Points 1 and 2 are related, and points 2, 3 and 4 are all related.

Identifying the problem

A small bonus here and there is a quick and easy solution if you already like the way That Popular Fantasy Game handles it but - as you may have guessed - I don't. Distributing Ability Score bonuses across races immediately encourages minmaxing, because why wouldn't you pick the race with a bonus to your primary stat if you know what class you're playing? And if you don't yet know what class you're playing, why wouldn't you pick one that suits your race?

But that's only the start of it. "Humans with masks" comes from the fact that none of this encourages you to play - much less roleplay - in particular way based on your race. There's nothing to make an elf feel elfy. You don't end up with an interesting character because of their race in contrast to the rest of the party, you get a Barbarian like any other except "oh I'm a Goliath by the way". Someone encountering your character might not care or literally even notice, because you're travelling alongside a gnome, a kenku, some sort of robot, and a partridge in a pear tree - all of whom are just regular guys like yourself. What does being a Goliath do for your character? It makes him a better Barbarian, that's about it. At least, that's the only part we pay attention to.

****************************************

**Actions to take:**
A: In the passage on fantasy races, rewrite the part that opens with the words containing "But that's only" and closes with "pay attention to.", changing "Barbarian" to "Fighter" throughout.
B: According to the passage on fantasy races, what does distributing Ability Score bonuses across races immediately encourage?
C: Resume the passage on fantasy races, picking up right after its final sentence.

**Stored dataset items:**
****************************************

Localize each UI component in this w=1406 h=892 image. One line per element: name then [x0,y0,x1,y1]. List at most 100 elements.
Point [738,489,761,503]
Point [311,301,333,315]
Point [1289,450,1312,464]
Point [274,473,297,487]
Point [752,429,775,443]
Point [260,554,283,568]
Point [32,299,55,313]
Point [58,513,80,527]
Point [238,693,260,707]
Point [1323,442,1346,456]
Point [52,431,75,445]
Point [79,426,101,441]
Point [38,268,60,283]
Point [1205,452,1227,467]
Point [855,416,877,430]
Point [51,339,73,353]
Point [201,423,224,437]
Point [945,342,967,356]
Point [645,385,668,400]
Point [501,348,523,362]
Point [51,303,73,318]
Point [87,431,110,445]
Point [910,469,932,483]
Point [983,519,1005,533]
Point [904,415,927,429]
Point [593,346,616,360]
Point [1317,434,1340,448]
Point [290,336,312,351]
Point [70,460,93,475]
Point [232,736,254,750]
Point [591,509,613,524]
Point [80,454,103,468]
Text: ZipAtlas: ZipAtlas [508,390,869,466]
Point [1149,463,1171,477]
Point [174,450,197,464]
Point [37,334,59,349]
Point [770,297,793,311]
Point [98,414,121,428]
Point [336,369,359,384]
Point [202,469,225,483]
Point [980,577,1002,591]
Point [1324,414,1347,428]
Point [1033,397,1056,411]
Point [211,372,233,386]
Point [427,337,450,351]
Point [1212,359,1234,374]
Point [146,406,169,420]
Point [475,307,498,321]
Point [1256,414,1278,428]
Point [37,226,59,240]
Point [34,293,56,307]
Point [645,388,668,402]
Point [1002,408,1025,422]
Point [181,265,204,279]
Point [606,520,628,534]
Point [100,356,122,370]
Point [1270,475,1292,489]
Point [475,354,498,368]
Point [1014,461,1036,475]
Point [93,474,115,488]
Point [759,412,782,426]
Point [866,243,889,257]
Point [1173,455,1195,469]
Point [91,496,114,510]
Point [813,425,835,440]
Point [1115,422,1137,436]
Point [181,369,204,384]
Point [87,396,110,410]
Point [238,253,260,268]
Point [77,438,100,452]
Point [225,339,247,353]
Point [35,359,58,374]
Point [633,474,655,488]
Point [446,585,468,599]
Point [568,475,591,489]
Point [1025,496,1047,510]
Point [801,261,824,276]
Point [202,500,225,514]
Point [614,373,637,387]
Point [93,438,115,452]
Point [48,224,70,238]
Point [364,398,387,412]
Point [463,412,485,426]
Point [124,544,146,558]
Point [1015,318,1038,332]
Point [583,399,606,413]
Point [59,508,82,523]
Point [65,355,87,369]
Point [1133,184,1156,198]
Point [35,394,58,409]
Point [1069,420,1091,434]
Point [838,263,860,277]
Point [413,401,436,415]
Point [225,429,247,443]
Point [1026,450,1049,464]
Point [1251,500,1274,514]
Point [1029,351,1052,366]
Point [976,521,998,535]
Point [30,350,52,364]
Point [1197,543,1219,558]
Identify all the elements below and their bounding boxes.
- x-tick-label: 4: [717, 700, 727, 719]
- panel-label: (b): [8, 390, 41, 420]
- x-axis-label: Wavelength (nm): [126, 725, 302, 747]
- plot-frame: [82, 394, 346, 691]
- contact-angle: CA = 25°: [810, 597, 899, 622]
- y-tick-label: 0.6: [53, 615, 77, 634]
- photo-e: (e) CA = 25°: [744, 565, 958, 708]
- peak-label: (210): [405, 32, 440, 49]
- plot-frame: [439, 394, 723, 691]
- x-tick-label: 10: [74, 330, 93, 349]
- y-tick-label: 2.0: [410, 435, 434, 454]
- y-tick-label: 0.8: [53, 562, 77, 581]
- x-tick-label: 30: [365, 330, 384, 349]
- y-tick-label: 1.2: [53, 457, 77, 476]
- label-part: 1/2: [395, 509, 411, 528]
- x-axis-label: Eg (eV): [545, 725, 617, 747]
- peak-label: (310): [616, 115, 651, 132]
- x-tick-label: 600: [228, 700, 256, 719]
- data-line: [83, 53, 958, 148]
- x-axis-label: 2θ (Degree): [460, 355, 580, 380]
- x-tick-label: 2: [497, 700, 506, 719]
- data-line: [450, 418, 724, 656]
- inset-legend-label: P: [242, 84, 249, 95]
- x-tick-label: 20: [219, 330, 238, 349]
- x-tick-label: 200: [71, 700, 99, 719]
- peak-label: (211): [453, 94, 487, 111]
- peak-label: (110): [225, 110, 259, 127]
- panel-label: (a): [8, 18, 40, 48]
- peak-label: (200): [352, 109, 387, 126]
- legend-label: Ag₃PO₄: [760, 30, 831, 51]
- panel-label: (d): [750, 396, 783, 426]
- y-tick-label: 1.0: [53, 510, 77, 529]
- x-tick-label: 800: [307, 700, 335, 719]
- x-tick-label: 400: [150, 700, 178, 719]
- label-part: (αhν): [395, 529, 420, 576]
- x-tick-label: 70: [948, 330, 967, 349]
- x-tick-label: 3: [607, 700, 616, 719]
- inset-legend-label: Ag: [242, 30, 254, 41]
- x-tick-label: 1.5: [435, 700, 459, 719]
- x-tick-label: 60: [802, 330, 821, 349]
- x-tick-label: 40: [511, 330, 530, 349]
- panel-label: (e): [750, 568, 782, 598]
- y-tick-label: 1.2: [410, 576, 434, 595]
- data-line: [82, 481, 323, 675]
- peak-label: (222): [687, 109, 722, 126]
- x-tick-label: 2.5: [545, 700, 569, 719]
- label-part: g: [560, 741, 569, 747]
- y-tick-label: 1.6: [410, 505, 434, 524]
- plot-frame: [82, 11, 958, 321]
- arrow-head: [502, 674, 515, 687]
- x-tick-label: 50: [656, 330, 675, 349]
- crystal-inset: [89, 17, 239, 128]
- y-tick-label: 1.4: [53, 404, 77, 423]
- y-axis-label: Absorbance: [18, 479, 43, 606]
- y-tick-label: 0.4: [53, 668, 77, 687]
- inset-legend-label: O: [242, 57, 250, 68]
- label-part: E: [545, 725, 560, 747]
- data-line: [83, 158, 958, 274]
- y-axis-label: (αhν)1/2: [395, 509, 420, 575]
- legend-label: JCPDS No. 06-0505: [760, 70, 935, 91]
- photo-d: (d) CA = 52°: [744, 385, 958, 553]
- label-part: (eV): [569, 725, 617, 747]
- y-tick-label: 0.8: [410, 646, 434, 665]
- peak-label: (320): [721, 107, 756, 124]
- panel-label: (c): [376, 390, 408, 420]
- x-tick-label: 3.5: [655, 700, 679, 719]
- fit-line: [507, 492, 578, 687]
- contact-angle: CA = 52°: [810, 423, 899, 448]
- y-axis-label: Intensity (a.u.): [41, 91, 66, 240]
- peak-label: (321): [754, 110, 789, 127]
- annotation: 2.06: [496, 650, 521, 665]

****************************************

**Solved tasks:**
A:
But that's only the start of it. "Humans with masks" comes from the fact that none of this encourages you to play - much less roleplay - in particular way based on your race. There's nothing to make an elf feel elfy. You don't end up with an interesting character because of their race in contrast to the rest of the party, you get a Fighter like any other except "oh I'm a Goliath by the way". Someone encountering your character might not care or literally even notice, because you're travelling alongside a gnome, a kenku, some sort of robot, and a partridge in a pear tree - all of whom are just regular guys like yourself. What does being a Goliath do for your character? It makes him a better Fighter, that's about it. At least, that's the only part we pay attention to.

B: Minmaxing.

C:
Is it crazy to think that your species - quite literally what you are - should have a bigger impact on your life, character, and capabilities than a +2 and darkvision? I happen to think that my pets being a cat and a rabbit notably distinguishes them from the other members of my household, and this would hold true if they spoke Common and wielded a pitchfork (as spear) like the rest of us mortals.

My cat and rabbit are a Neutral Thief and Chaotic Wizard respectively.

Race-as-class

These issues are more or less addressed by race-as-class systems. A Halfling is now totally different from a human, no matter what class the human chooses. They may on the surface be similar to Thieves, but they have different scope, flavour and mechanics. Their abilities inform playstyle, but also character. Elves take a little more work to reach this point (the book doesn’t spell it out but leaning into Patrons and a long lifespan helps) and I wouldn't be the only one to say Dwarves are lacking (I like to add dwarfy rune magicks), but the general approach works. Give them their own entire class, and race is now as important as class.

However, even after having been converted to the old-school ways of race-as-class, I still can't help but feel it's kind of... clunky? Over-gamified? Unintuitive? It's hard to pin down. I still have somewhat of an involuntary visceral reaction to the suggestion of race-as-class, even with it being one of the reasons DCC is my system of choice. Despite my trepidations it seems to produce what we want it to at the table.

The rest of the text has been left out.